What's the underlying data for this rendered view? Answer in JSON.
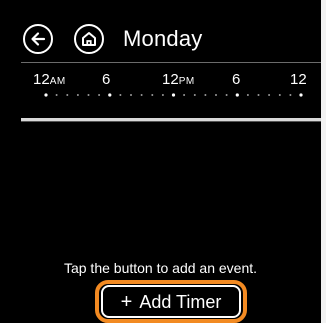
{
  "header": {
    "title": "Monday",
    "back_icon": "arrow-left-icon",
    "home_icon": "home-icon"
  },
  "timeline": {
    "labels": [
      {
        "main": "12",
        "suffix": "AM"
      },
      {
        "main": "6",
        "suffix": ""
      },
      {
        "main": "12",
        "suffix": "PM"
      },
      {
        "main": "6",
        "suffix": ""
      },
      {
        "main": "12",
        "suffix": ""
      }
    ]
  },
  "empty_state": {
    "message": "Tap the button to add an event."
  },
  "add_timer": {
    "icon": "plus-icon",
    "plus": "+",
    "label": "Add Timer"
  },
  "colors": {
    "background": "#000000",
    "foreground": "#ffffff",
    "highlight": "#f28a22"
  }
}
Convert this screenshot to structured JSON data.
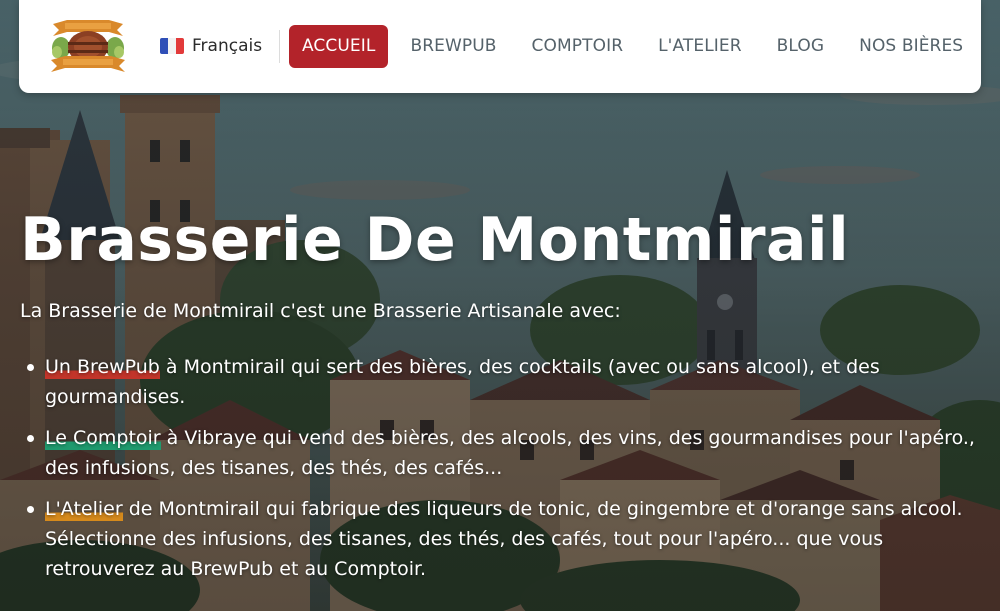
{
  "header": {
    "logo_icon": "brasserie-barrel-logo",
    "language": {
      "flag_icon": "france-flag-icon",
      "label": "Français"
    },
    "nav": [
      {
        "label": "ACCUEIL",
        "active": true
      },
      {
        "label": "BREWPUB",
        "active": false
      },
      {
        "label": "COMPTOIR",
        "active": false
      },
      {
        "label": "L'ATELIER",
        "active": false
      },
      {
        "label": "BLOG",
        "active": false
      },
      {
        "label": "NOS BIÈRES",
        "active": false
      }
    ],
    "active_color": "#b3232a"
  },
  "hero": {
    "title": "Brasserie De Montmirail",
    "intro": "La Brasserie de Montmirail c'est une Brasserie Artisanale avec:",
    "items": [
      {
        "link": "Un BrewPub",
        "link_color": "#c2352a",
        "text": " à Montmirail qui sert des bières, des cocktails (avec ou sans alcool), et des gourmandises."
      },
      {
        "link": "Le Comptoir",
        "link_color": "#1f9a6e",
        "text": " à Vibraye qui vend des bières, des alcools, des vins, des gourmandises pour l'apéro., des infusions, des tisanes, des thés, des cafés..."
      },
      {
        "link": "L'Atelier",
        "link_color": "#d68a1c",
        "text": " de Montmirail qui fabrique des liqueurs de tonic, de gingembre et d'orange sans alcool. Sélectionne des infusions, des tisanes, des thés, des cafés, tout pour l'apéro... que vous retrouverez au BrewPub et au Comptoir."
      }
    ]
  }
}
+---+
= Given exercise =
Search the records for the word "gourmandises" and copy every line where it occurs.

= Result below =
        "text": " à Montmirail qui sert des bières, des cocktails (avec ou sans alcool), et des gourmandises."
        "text": " à Vibraye qui vend des bières, des alcools, des vins, des gourmandises pour l'apéro., des infusions, des tisanes, des thés, des cafés..."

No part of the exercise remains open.